In the following material, identify every line holding the string "values" and return it.

--- Begin Items ---

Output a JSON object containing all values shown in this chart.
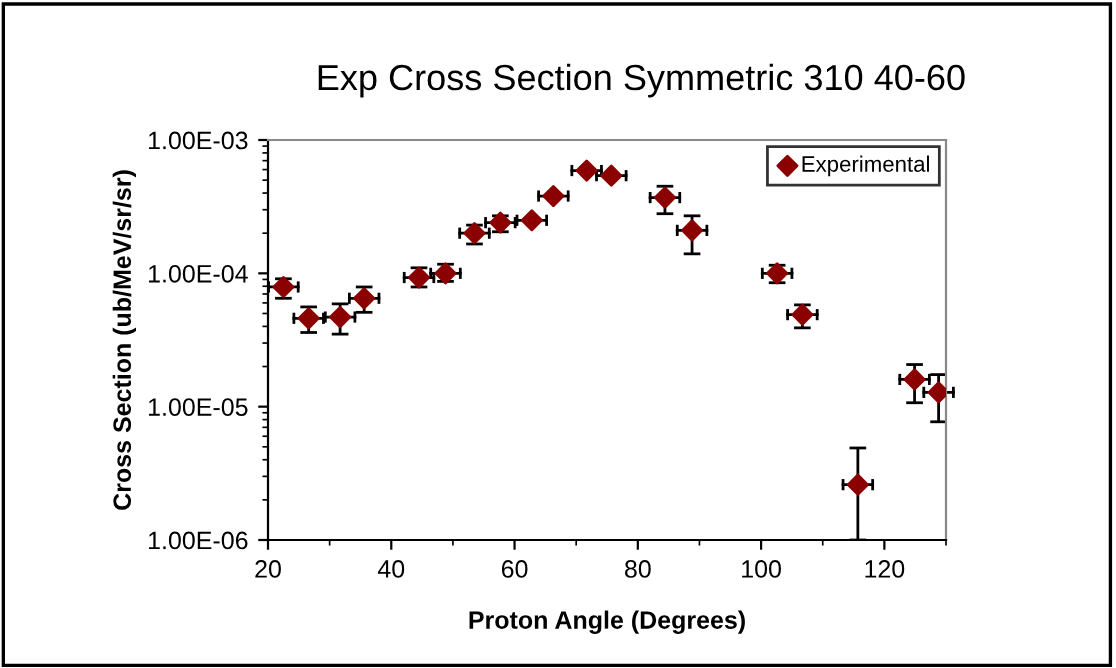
{
  "chart_data": {
    "type": "scatter",
    "title": "Exp Cross Section Symmetric 310 40-60",
    "xlabel": "Proton Angle (Degrees)",
    "ylabel": "Cross Section (ub/MeV/sr/sr)",
    "x": [
      22.5,
      26.6,
      31.7,
      35.6,
      44.5,
      48.8,
      53.5,
      57.7,
      62.8,
      66.3,
      71.7,
      75.7,
      84.4,
      88.8,
      102.6,
      106.7,
      115.7,
      124.9,
      128.8
    ],
    "series": [
      {
        "name": "Experimental",
        "color": "#8b0000",
        "values": [
          7.9e-05,
          4.6e-05,
          4.7e-05,
          6.5e-05,
          9.3e-05,
          0.0001,
          0.0002,
          0.00024,
          0.00025,
          0.00038,
          0.00059,
          0.00054,
          0.00037,
          0.00021,
          0.0001,
          4.9e-05,
          2.6e-06,
          1.6e-05,
          1.28e-05
        ],
        "errors": [
          [
            6.5e-05,
            9.1e-05
          ],
          [
            3.6e-05,
            5.6e-05
          ],
          [
            3.5e-05,
            5.9e-05
          ],
          [
            5.1e-05,
            7.9e-05
          ],
          [
            7.9e-05,
            0.00011
          ],
          [
            8.7e-05,
            0.000117
          ],
          [
            0.000166,
            0.00023
          ],
          [
            0.000205,
            0.00027
          ],
          null,
          null,
          null,
          null,
          [
            0.00028,
            0.00045
          ],
          [
            0.00014,
            0.00027
          ],
          [
            8.5e-05,
            0.000115
          ],
          [
            3.9e-05,
            5.8e-05
          ],
          [
            1e-06,
            4.9e-06
          ],
          [
            1.07e-05,
            2.07e-05
          ],
          [
            7.7e-06,
            1.74e-05
          ]
        ],
        "xerrors": [
          [
            20.1,
            24.9
          ],
          [
            24.2,
            29.0
          ],
          [
            29.3,
            34.1
          ],
          [
            33.2,
            38.0
          ],
          [
            42.1,
            46.9
          ],
          [
            46.4,
            51.2
          ],
          [
            51.1,
            55.9
          ],
          [
            55.3,
            60.1
          ],
          [
            60.4,
            65.2
          ],
          [
            63.9,
            68.7
          ],
          [
            69.3,
            74.1
          ],
          [
            73.3,
            78.1
          ],
          [
            82.0,
            86.8
          ],
          [
            86.4,
            91.2
          ],
          [
            100.2,
            105.0
          ],
          [
            104.3,
            109.1
          ],
          [
            113.3,
            118.1
          ],
          [
            122.5,
            127.3
          ],
          [
            126.4,
            131.2
          ]
        ]
      }
    ],
    "log": "y",
    "xlim": [
      20,
      130
    ],
    "xticks": [
      20,
      40,
      60,
      80,
      100,
      120
    ],
    "ylim": [
      1e-06,
      0.001
    ],
    "yticks": [
      {
        "value": 1e-06,
        "label": "1.00E-06"
      },
      {
        "value": 1e-05,
        "label": "1.00E-05"
      },
      {
        "value": 0.0001,
        "label": "1.00E-04"
      },
      {
        "value": 0.001,
        "label": "1.00E-03"
      }
    ],
    "marker": "diamond",
    "legend": "top right",
    "grid": false
  }
}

--- End Items ---

● Output below:
Output a JSON object containing all values shown in this chart.
        "values": [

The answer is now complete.